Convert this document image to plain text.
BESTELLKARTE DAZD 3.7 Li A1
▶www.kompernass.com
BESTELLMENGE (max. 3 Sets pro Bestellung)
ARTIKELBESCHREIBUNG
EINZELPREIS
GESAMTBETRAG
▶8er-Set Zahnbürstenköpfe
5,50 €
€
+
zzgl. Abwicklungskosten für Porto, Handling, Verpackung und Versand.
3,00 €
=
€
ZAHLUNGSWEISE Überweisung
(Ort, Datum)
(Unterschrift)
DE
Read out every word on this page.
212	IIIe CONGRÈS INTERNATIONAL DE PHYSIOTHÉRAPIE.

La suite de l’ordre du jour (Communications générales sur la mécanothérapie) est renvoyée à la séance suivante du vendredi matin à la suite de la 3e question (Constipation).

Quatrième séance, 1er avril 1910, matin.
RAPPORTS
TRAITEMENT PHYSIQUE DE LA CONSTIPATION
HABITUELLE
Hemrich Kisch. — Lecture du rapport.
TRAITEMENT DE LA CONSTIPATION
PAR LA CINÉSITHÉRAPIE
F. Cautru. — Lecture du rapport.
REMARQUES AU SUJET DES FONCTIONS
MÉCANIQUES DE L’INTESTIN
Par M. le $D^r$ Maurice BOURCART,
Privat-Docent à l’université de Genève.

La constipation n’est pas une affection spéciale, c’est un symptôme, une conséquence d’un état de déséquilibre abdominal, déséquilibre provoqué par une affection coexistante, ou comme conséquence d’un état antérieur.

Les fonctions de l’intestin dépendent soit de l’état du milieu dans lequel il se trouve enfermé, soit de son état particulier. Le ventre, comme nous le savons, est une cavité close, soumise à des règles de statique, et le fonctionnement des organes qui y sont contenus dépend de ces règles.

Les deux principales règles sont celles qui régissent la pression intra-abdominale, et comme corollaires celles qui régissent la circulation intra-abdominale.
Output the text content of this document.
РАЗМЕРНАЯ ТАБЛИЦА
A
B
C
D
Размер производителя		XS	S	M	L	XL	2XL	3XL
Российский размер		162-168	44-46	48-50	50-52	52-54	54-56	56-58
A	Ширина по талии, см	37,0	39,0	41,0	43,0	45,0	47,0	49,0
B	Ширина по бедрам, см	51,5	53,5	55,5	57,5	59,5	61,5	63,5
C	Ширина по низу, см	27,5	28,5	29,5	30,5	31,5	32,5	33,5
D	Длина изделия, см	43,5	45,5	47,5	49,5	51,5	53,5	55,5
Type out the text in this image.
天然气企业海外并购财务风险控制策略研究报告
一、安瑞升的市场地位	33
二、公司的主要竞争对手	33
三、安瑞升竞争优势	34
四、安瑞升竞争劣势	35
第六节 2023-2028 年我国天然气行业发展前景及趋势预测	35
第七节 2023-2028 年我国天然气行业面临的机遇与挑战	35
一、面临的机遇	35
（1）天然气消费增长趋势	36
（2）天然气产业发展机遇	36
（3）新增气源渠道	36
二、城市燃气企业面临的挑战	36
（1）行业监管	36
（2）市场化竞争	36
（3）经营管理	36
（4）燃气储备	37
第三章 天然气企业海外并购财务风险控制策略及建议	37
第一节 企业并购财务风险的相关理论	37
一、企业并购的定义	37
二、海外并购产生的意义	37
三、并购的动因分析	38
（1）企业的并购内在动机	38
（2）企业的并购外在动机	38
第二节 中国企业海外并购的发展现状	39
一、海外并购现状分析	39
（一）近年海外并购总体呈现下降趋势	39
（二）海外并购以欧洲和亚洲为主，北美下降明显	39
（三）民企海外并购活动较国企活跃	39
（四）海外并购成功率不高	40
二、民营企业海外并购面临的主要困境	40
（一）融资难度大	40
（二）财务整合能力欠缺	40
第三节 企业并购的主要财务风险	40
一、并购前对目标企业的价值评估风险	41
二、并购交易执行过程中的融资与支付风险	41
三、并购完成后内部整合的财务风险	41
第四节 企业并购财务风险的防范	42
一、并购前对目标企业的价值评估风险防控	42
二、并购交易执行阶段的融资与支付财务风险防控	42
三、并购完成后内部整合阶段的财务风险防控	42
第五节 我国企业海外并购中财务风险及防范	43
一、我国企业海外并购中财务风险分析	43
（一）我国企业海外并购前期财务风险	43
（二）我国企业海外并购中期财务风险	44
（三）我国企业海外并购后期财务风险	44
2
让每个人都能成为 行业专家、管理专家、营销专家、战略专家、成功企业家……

## Your goal:
Search the records for the string "règles" and return every line in which it occurs.

## Result of this exercise:
Les fonctions de l’intestin dépendent soit de l’état du milieu dans lequel il se trouve enfermé, soit de son état particulier. Le ventre, comme nous le savons, est une cavité close, soumise à des règles de statique, et le fonctionnement des organes qui y sont contenus dépend de ces règles.
Les deux principales règles sont celles qui régissent la pression intra-abdominale, et comme corollaires celles qui régissent la circulation intra-abdominale.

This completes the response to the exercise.